= EXCERPTED DATA =
□ □ □

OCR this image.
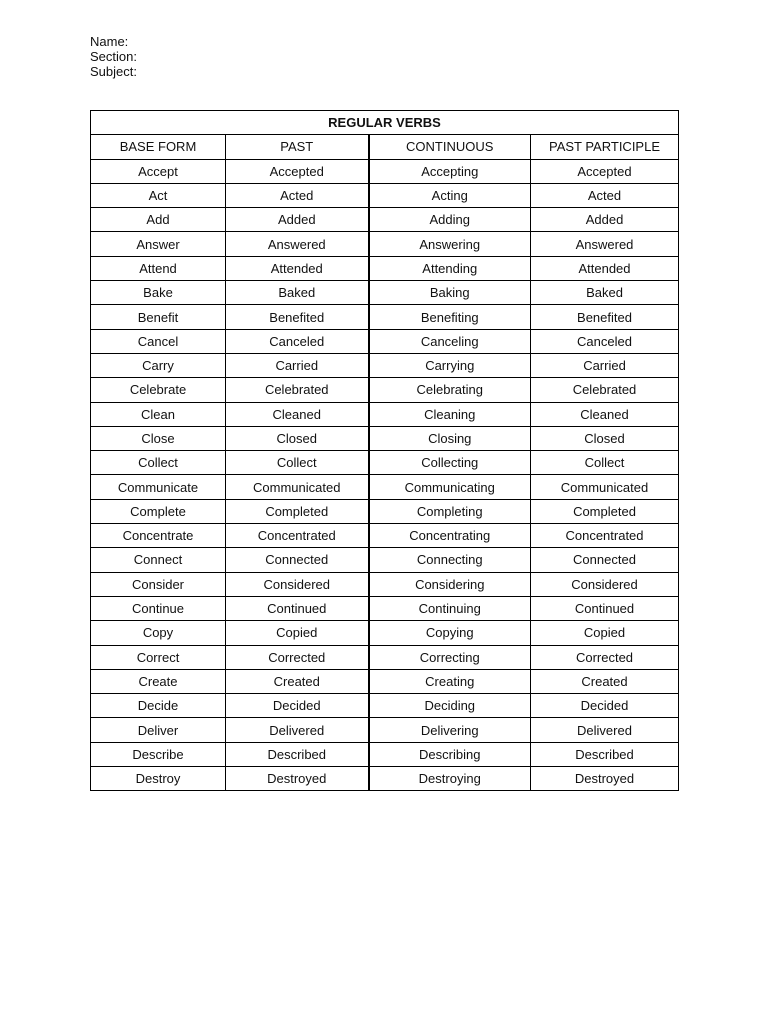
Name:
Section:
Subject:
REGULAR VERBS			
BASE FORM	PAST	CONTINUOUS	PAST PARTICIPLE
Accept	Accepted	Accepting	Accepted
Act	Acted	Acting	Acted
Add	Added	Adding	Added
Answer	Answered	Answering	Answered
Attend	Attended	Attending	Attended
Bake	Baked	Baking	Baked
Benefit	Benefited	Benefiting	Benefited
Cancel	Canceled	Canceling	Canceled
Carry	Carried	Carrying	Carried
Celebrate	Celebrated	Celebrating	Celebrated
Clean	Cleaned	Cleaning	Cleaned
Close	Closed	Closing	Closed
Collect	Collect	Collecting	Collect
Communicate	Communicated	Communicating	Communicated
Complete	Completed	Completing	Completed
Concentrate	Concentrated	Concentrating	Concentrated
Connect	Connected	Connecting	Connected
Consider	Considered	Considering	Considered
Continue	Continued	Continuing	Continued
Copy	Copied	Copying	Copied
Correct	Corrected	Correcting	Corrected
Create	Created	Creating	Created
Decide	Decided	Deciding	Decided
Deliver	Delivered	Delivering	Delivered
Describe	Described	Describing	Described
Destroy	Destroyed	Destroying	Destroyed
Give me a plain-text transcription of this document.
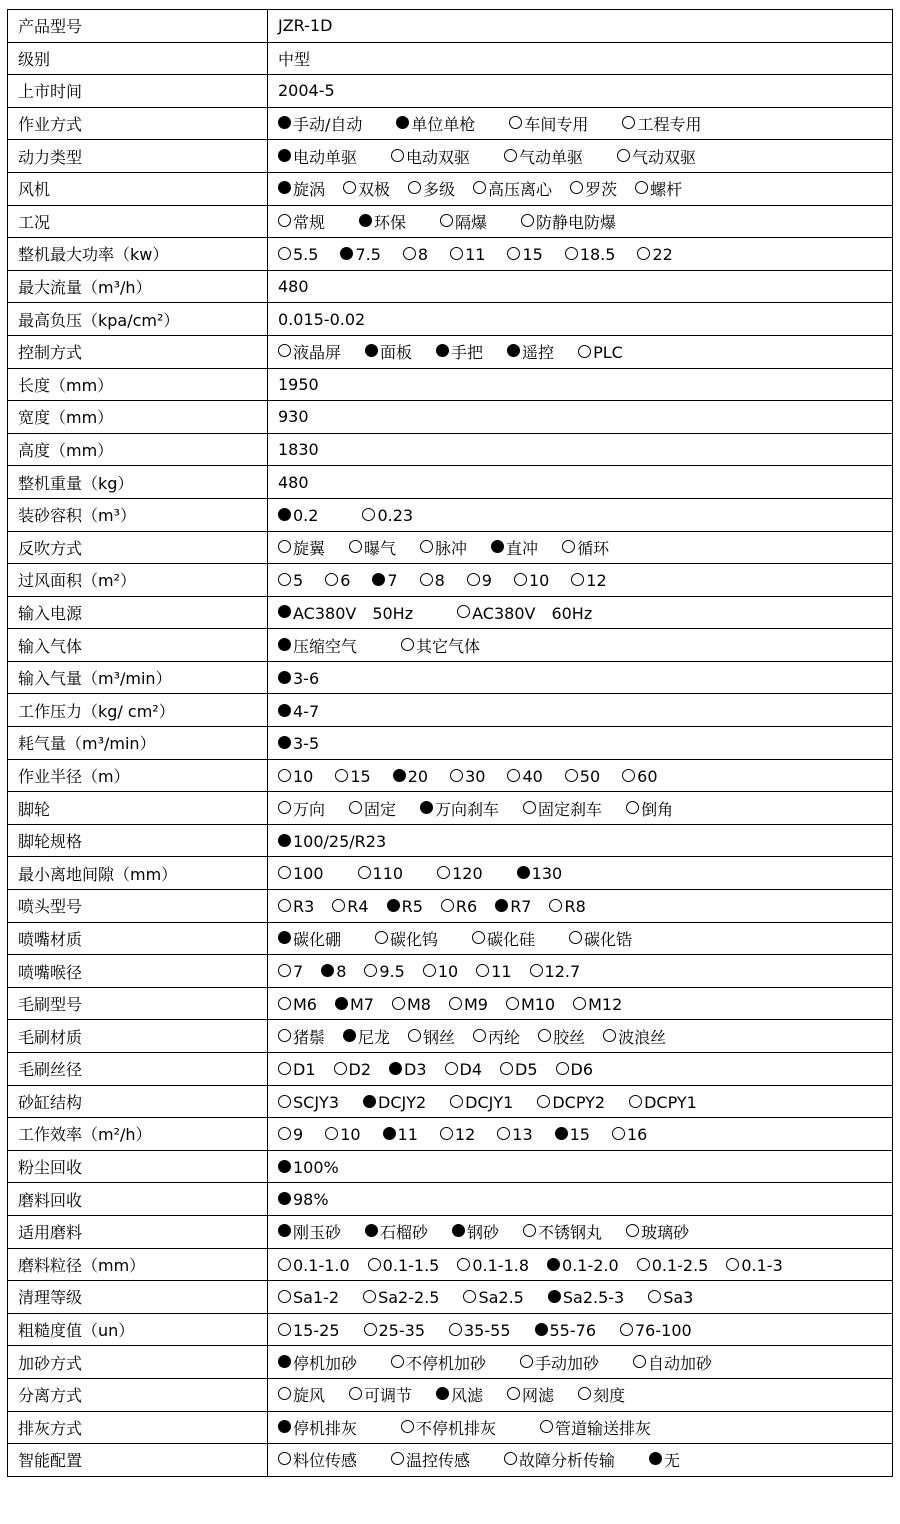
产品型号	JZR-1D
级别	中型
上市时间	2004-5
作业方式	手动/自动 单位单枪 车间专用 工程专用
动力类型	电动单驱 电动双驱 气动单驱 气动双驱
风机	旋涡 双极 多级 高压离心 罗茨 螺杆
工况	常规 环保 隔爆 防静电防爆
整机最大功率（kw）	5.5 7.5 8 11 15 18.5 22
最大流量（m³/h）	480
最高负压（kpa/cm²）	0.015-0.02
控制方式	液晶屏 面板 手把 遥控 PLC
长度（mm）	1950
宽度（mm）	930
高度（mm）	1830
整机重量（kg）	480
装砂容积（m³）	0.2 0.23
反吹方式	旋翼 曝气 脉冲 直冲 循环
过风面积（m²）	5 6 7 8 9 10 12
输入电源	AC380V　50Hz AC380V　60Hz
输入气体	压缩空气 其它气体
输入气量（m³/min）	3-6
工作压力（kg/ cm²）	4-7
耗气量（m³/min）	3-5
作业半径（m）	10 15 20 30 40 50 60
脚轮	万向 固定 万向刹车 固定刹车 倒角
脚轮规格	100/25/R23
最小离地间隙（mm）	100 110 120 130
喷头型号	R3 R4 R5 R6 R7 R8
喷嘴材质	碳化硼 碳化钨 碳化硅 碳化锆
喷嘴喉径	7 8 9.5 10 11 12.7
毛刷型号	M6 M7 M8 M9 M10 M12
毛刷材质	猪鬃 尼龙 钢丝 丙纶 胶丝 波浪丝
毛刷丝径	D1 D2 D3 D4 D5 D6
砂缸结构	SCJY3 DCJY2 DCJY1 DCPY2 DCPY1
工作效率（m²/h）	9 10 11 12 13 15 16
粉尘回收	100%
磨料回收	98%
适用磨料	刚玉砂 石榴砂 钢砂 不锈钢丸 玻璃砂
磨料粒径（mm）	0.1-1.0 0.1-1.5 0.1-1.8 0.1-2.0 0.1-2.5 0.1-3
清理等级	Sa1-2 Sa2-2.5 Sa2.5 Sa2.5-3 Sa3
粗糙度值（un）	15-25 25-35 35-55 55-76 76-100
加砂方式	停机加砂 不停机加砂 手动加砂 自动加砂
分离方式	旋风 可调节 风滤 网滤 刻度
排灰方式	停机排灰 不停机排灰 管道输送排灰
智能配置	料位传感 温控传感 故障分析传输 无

□ □ □

= EXERCISE PROMPT =
Copy every record above exactly as written, but leave out the pictures.

= WRITTEN RESPONSE =
OCR this image.
Name:
Section:
Subject:
REGULAR VERBS			
BASE FORM	PAST	CONTINUOUS	PAST PARTICIPLE
Accept	Accepted	Accepting	Accepted
Act	Acted	Acting	Acted
Add	Added	Adding	Added
Answer	Answered	Answering	Answered
Attend	Attended	Attending	Attended
Bake	Baked	Baking	Baked
Benefit	Benefited	Benefiting	Benefited
Cancel	Canceled	Canceling	Canceled
Carry	Carried	Carrying	Carried
Celebrate	Celebrated	Celebrating	Celebrated
Clean	Cleaned	Cleaning	Cleaned
Close	Closed	Closing	Closed
Collect	Collect	Collecting	Collect
Communicate	Communicated	Communicating	Communicated
Complete	Completed	Completing	Completed
Concentrate	Concentrated	Concentrating	Concentrated
Connect	Connected	Connecting	Connected
Consider	Considered	Considering	Considered
Continue	Continued	Continuing	Continued
Copy	Copied	Copying	Copied
Correct	Corrected	Correcting	Corrected
Create	Created	Creating	Created
Decide	Decided	Deciding	Decided
Deliver	Delivered	Delivering	Delivered
Describe	Described	Describing	Described
Destroy	Destroyed	Destroying	Destroyed
Give me a plain-text transcription of this document.
产品型号	JZR-1D
级别	中型
上市时间	2004-5
作业方式	手动/自动 单位单枪 车间专用 工程专用
动力类型	电动单驱 电动双驱 气动单驱 气动双驱
风机	旋涡 双极 多级 高压离心 罗茨 螺杆
工况	常规 环保 隔爆 防静电防爆
整机最大功率（kw）	5.5 7.5 8 11 15 18.5 22
最大流量（m³/h）	480
最高负压（kpa/cm²）	0.015-0.02
控制方式	液晶屏 面板 手把 遥控 PLC
长度（mm）	1950
宽度（mm）	930
高度（mm）	1830
整机重量（kg）	480
装砂容积（m³）	0.2 0.23
反吹方式	旋翼 曝气 脉冲 直冲 循环
过风面积（m²）	5 6 7 8 9 10 12
输入电源	AC380V　50Hz AC380V　60Hz
输入气体	压缩空气 其它气体
输入气量（m³/min）	3-6
工作压力（kg/ cm²）	4-7
耗气量（m³/min）	3-5
作业半径（m）	10 15 20 30 40 50 60
脚轮	万向 固定 万向刹车 固定刹车 倒角
脚轮规格	100/25/R23
最小离地间隙（mm）	100 110 120 130
喷头型号	R3 R4 R5 R6 R7 R8
喷嘴材质	碳化硼 碳化钨 碳化硅 碳化锆
喷嘴喉径	7 8 9.5 10 11 12.7
毛刷型号	M6 M7 M8 M9 M10 M12
毛刷材质	猪鬃 尼龙 钢丝 丙纶 胶丝 波浪丝
毛刷丝径	D1 D2 D3 D4 D5 D6
砂缸结构	SCJY3 DCJY2 DCJY1 DCPY2 DCPY1
工作效率（m²/h）	9 10 11 12 13 15 16
粉尘回收	100%
磨料回收	98%
适用磨料	刚玉砂 石榴砂 钢砂 不锈钢丸 玻璃砂
磨料粒径（mm）	0.1-1.0 0.1-1.5 0.1-1.8 0.1-2.0 0.1-2.5 0.1-3
清理等级	Sa1-2 Sa2-2.5 Sa2.5 Sa2.5-3 Sa3
粗糙度值（un）	15-25 25-35 35-55 55-76 76-100
加砂方式	停机加砂 不停机加砂 手动加砂 自动加砂
分离方式	旋风 可调节 风滤 网滤 刻度
排灰方式	停机排灰 不停机排灰 管道输送排灰
智能配置	料位传感 温控传感 故障分析传输 无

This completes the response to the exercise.